- **Items from a data source**:
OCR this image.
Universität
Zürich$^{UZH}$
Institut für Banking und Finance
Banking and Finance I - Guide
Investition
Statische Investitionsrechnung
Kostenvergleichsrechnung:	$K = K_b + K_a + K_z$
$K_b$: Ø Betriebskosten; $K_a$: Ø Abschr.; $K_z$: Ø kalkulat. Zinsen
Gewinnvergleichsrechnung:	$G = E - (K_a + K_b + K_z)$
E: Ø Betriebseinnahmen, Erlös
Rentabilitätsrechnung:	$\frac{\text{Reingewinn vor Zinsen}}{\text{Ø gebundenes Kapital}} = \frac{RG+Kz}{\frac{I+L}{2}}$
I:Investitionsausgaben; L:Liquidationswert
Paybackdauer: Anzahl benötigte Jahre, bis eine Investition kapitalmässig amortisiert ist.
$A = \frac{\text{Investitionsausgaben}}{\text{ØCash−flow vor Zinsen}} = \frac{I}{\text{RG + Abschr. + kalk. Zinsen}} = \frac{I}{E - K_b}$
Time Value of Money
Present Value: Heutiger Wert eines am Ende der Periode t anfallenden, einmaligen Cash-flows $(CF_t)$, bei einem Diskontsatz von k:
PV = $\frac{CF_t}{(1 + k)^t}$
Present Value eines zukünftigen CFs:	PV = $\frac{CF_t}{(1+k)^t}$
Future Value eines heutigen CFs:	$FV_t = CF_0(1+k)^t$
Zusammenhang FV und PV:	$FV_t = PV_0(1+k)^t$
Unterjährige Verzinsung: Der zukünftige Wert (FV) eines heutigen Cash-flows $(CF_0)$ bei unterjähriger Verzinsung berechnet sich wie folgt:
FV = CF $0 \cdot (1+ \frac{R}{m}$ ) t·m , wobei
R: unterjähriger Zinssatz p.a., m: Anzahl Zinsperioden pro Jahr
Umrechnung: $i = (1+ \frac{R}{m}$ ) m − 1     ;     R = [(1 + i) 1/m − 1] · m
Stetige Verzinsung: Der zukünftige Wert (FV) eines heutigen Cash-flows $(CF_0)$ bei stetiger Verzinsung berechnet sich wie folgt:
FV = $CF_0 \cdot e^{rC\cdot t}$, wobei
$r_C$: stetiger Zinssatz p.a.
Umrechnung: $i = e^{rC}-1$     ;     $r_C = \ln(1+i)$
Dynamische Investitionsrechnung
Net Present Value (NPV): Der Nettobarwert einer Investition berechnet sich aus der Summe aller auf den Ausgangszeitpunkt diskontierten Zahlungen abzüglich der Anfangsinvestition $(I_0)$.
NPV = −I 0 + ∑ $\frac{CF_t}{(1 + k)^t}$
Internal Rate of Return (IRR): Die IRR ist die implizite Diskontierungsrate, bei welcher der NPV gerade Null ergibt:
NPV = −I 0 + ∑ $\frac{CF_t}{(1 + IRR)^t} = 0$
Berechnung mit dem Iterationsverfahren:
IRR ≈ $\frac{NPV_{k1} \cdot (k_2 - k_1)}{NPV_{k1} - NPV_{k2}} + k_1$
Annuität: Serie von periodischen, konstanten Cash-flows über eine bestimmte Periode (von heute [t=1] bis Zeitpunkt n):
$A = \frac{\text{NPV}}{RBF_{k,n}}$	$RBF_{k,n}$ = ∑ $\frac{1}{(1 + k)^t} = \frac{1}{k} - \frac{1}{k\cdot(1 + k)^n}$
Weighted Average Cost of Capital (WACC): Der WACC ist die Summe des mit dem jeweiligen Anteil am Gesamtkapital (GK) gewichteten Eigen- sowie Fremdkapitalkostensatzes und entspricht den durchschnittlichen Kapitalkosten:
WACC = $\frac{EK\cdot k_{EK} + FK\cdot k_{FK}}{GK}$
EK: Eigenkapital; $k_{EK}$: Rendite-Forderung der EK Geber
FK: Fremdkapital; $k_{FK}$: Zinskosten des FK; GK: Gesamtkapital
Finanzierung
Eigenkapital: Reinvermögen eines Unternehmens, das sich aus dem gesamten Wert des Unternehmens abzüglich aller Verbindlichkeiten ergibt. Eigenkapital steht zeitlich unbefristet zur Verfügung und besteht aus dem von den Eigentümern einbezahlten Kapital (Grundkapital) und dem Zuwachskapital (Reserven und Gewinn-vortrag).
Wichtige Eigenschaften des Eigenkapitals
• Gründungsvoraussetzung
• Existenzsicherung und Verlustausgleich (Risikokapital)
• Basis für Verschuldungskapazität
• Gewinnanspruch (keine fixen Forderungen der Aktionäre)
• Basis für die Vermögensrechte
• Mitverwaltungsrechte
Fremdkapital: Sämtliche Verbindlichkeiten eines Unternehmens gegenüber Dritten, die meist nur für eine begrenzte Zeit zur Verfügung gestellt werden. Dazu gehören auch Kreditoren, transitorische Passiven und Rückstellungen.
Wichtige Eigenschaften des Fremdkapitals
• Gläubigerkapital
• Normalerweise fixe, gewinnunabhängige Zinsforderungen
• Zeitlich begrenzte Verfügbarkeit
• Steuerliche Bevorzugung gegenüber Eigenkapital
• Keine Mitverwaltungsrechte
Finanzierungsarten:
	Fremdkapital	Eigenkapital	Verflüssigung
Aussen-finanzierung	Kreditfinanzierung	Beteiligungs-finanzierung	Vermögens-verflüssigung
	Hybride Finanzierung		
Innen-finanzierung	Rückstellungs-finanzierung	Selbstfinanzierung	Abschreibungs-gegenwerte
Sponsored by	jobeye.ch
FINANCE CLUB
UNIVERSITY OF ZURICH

- **INSTRUCTION**:
Repeat all of the records above exactly as they appear.

- **ANSWER BELOW**:
OCR this image.
Universität
Zürich$^{UZH}$
Institut für Banking und Finance
Banking and Finance I - Guide
Investition
Statische Investitionsrechnung
Kostenvergleichsrechnung:	$K = K_b + K_a + K_z$
$K_b$: Ø Betriebskosten; $K_a$: Ø Abschr.; $K_z$: Ø kalkulat. Zinsen
Gewinnvergleichsrechnung:	$G = E - (K_a + K_b + K_z)$
E: Ø Betriebseinnahmen, Erlös
Rentabilitätsrechnung:	$\frac{\text{Reingewinn vor Zinsen}}{\text{Ø gebundenes Kapital}} = \frac{RG+Kz}{\frac{I+L}{2}}$
I:Investitionsausgaben; L:Liquidationswert
Paybackdauer: Anzahl benötigte Jahre, bis eine Investition kapitalmässig amortisiert ist.
$A = \frac{\text{Investitionsausgaben}}{\text{ØCash−flow vor Zinsen}} = \frac{I}{\text{RG + Abschr. + kalk. Zinsen}} = \frac{I}{E - K_b}$
Time Value of Money
Present Value: Heutiger Wert eines am Ende der Periode t anfallenden, einmaligen Cash-flows $(CF_t)$, bei einem Diskontsatz von k:
PV = $\frac{CF_t}{(1 + k)^t}$
Present Value eines zukünftigen CFs:	PV = $\frac{CF_t}{(1+k)^t}$
Future Value eines heutigen CFs:	$FV_t = CF_0(1+k)^t$
Zusammenhang FV und PV:	$FV_t = PV_0(1+k)^t$
Unterjährige Verzinsung: Der zukünftige Wert (FV) eines heutigen Cash-flows $(CF_0)$ bei unterjähriger Verzinsung berechnet sich wie folgt:
FV = CF $0 \cdot (1+ \frac{R}{m}$ ) t·m , wobei
R: unterjähriger Zinssatz p.a., m: Anzahl Zinsperioden pro Jahr
Umrechnung: $i = (1+ \frac{R}{m}$ ) m − 1     ;     R = [(1 + i) 1/m − 1] · m
Stetige Verzinsung: Der zukünftige Wert (FV) eines heutigen Cash-flows $(CF_0)$ bei stetiger Verzinsung berechnet sich wie folgt:
FV = $CF_0 \cdot e^{rC\cdot t}$, wobei
$r_C$: stetiger Zinssatz p.a.
Umrechnung: $i = e^{rC}-1$     ;     $r_C = \ln(1+i)$
Dynamische Investitionsrechnung
Net Present Value (NPV): Der Nettobarwert einer Investition berechnet sich aus der Summe aller auf den Ausgangszeitpunkt diskontierten Zahlungen abzüglich der Anfangsinvestition $(I_0)$.
NPV = −I 0 + ∑ $\frac{CF_t}{(1 + k)^t}$
Internal Rate of Return (IRR): Die IRR ist die implizite Diskontierungsrate, bei welcher der NPV gerade Null ergibt:
NPV = −I 0 + ∑ $\frac{CF_t}{(1 + IRR)^t} = 0$
Berechnung mit dem Iterationsverfahren:
IRR ≈ $\frac{NPV_{k1} \cdot (k_2 - k_1)}{NPV_{k1} - NPV_{k2}} + k_1$
Annuität: Serie von periodischen, konstanten Cash-flows über eine bestimmte Periode (von heute [t=1] bis Zeitpunkt n):
$A = \frac{\text{NPV}}{RBF_{k,n}}$	$RBF_{k,n}$ = ∑ $\frac{1}{(1 + k)^t} = \frac{1}{k} - \frac{1}{k\cdot(1 + k)^n}$
Weighted Average Cost of Capital (WACC): Der WACC ist die Summe des mit dem jeweiligen Anteil am Gesamtkapital (GK) gewichteten Eigen- sowie Fremdkapitalkostensatzes und entspricht den durchschnittlichen Kapitalkosten:
WACC = $\frac{EK\cdot k_{EK} + FK\cdot k_{FK}}{GK}$
EK: Eigenkapital; $k_{EK}$: Rendite-Forderung der EK Geber
FK: Fremdkapital; $k_{FK}$: Zinskosten des FK; GK: Gesamtkapital
Finanzierung
Eigenkapital: Reinvermögen eines Unternehmens, das sich aus dem gesamten Wert des Unternehmens abzüglich aller Verbindlichkeiten ergibt. Eigenkapital steht zeitlich unbefristet zur Verfügung und besteht aus dem von den Eigentümern einbezahlten Kapital (Grundkapital) und dem Zuwachskapital (Reserven und Gewinn-vortrag).
Wichtige Eigenschaften des Eigenkapitals
• Gründungsvoraussetzung
• Existenzsicherung und Verlustausgleich (Risikokapital)
• Basis für Verschuldungskapazität
• Gewinnanspruch (keine fixen Forderungen der Aktionäre)
• Basis für die Vermögensrechte
• Mitverwaltungsrechte
Fremdkapital: Sämtliche Verbindlichkeiten eines Unternehmens gegenüber Dritten, die meist nur für eine begrenzte Zeit zur Verfügung gestellt werden. Dazu gehören auch Kreditoren, transitorische Passiven und Rückstellungen.
Wichtige Eigenschaften des Fremdkapitals
• Gläubigerkapital
• Normalerweise fixe, gewinnunabhängige Zinsforderungen
• Zeitlich begrenzte Verfügbarkeit
• Steuerliche Bevorzugung gegenüber Eigenkapital
• Keine Mitverwaltungsrechte
Finanzierungsarten:
	Fremdkapital	Eigenkapital	Verflüssigung
Aussen-finanzierung	Kreditfinanzierung	Beteiligungs-finanzierung	Vermögens-verflüssigung
	Hybride Finanzierung		
Innen-finanzierung	Rückstellungs-finanzierung	Selbstfinanzierung	Abschreibungs-gegenwerte
Sponsored by	jobeye.ch
FINANCE CLUB
UNIVERSITY OF ZURICH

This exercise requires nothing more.